From the material below, list every line containing "reads".

— START OF Data excerpts —

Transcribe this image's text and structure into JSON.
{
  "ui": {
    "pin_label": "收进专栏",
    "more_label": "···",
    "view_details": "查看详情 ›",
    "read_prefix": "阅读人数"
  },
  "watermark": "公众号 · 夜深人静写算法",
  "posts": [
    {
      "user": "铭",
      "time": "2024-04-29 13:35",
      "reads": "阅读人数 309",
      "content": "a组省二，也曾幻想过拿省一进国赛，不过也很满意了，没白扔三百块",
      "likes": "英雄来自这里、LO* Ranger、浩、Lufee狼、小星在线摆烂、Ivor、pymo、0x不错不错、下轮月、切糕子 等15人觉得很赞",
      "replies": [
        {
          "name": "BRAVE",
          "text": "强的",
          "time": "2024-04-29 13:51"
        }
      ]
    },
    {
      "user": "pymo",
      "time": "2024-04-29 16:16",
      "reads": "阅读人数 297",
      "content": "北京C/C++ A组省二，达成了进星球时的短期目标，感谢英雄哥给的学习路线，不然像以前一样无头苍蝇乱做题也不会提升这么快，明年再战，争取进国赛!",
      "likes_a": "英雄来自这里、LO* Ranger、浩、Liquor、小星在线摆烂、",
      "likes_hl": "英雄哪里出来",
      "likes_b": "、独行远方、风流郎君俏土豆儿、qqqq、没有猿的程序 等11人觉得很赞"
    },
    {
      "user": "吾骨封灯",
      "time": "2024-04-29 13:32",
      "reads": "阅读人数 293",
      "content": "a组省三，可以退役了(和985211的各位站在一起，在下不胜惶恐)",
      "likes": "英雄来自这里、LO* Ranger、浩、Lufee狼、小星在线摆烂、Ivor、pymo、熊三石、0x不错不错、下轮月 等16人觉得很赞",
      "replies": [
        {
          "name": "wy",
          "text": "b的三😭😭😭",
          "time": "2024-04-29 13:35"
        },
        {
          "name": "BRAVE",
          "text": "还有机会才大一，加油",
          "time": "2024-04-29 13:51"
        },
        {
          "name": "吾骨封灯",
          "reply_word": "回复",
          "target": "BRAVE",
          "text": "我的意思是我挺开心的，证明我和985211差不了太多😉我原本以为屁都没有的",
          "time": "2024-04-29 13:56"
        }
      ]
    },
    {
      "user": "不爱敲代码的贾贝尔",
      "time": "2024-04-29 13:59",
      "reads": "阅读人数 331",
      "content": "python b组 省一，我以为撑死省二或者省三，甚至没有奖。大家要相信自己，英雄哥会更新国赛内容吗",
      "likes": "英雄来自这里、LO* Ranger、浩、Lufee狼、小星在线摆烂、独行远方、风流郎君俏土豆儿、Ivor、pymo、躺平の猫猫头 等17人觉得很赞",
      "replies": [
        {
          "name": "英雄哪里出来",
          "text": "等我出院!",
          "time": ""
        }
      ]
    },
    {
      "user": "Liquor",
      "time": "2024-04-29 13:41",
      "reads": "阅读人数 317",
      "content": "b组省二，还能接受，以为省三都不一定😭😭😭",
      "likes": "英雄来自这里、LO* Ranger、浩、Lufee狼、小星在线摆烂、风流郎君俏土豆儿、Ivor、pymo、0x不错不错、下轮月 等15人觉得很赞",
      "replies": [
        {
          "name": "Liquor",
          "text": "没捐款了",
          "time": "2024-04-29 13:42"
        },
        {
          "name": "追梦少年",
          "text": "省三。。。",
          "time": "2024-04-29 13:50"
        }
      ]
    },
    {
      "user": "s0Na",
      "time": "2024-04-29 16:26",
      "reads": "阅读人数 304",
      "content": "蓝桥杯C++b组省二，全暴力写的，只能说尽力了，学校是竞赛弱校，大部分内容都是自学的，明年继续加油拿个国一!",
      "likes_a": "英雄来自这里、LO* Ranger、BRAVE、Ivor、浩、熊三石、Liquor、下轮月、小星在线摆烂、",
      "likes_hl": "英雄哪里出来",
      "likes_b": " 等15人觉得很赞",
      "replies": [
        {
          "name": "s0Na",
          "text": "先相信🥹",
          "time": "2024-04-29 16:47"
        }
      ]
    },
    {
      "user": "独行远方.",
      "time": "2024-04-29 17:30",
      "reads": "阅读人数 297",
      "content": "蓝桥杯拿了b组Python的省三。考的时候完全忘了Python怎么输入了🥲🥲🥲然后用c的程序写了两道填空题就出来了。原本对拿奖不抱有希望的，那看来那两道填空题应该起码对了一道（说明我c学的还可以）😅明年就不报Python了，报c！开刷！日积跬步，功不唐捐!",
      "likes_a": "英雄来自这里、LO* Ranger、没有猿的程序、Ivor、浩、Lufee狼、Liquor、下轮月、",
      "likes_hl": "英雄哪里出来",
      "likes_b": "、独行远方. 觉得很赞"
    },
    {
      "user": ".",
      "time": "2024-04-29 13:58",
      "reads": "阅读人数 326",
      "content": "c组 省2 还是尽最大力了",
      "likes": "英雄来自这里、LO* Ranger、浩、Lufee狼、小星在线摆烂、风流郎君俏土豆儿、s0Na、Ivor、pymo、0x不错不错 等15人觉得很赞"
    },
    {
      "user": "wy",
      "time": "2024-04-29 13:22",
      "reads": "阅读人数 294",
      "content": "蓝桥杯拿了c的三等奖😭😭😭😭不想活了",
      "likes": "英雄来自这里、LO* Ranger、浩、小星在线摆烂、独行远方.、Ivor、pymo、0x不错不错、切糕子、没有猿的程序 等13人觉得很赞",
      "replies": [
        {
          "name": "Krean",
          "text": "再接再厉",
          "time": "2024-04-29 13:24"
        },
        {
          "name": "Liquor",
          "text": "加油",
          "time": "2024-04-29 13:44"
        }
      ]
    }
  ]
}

— END OF Data excerpts —

**Expected answer**
      "reads": "阅读人数 309",
      "reads": "阅读人数 297",
      "reads": "阅读人数 293",
      "reads": "阅读人数 331",
      "reads": "阅读人数 317",
      "reads": "阅读人数 304",
      "reads": "阅读人数 297",
      "reads": "阅读人数 326",
      "reads": "阅读人数 294",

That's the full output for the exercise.